'''

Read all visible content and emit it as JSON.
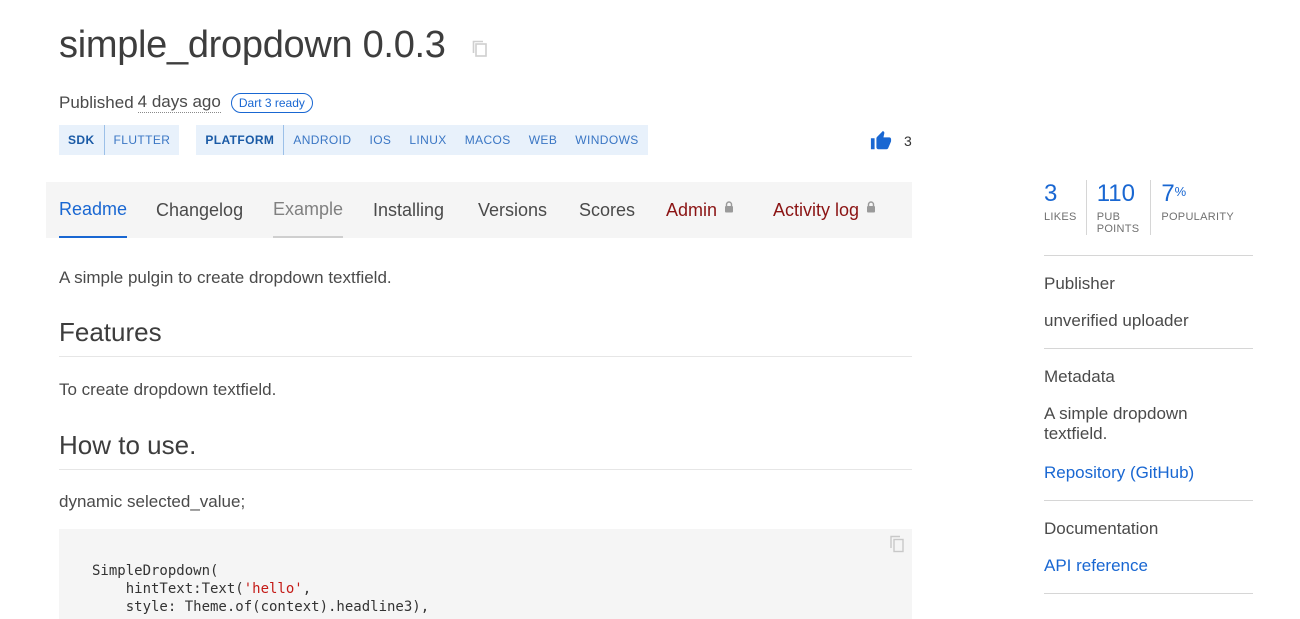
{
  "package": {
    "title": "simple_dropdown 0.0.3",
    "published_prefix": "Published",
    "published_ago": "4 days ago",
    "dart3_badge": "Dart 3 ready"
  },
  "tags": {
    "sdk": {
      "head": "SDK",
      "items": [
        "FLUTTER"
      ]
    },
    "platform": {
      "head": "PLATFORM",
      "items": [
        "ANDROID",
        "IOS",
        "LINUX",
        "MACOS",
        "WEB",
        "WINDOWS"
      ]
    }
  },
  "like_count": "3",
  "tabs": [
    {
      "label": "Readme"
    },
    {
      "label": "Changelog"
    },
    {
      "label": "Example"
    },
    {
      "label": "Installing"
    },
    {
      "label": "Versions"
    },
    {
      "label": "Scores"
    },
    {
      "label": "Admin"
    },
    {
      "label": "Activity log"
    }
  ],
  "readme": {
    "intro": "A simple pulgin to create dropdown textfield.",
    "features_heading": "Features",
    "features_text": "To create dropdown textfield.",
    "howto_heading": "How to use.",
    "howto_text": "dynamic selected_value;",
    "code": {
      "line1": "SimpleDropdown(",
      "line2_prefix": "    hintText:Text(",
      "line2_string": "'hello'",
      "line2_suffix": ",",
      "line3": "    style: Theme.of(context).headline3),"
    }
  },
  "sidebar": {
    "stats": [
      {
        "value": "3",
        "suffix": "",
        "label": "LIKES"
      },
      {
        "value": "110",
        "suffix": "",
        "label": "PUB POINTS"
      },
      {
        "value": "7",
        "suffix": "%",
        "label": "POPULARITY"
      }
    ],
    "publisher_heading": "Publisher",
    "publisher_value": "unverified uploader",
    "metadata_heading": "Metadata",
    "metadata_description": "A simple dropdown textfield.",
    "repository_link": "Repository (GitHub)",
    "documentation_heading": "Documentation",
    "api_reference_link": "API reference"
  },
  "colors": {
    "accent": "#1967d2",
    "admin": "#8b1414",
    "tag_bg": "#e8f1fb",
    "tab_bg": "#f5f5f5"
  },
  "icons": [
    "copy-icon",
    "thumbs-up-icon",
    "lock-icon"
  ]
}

'''

▶ Problem to solve:
Only lines holding the string "label" are wanted; gather each one from the entries above.

▶ Worked solution:
      "label": "Readme"
      "label": "Changelog"
      "label": "Example"
      "label": "Installing"
      "label": "Versions"
      "label": "Scores"
      "label": "Admin"
      "label": "Activity log"
        "label": "LIKES"
        "label": "PUB POINTS"
        "label": "POPULARITY"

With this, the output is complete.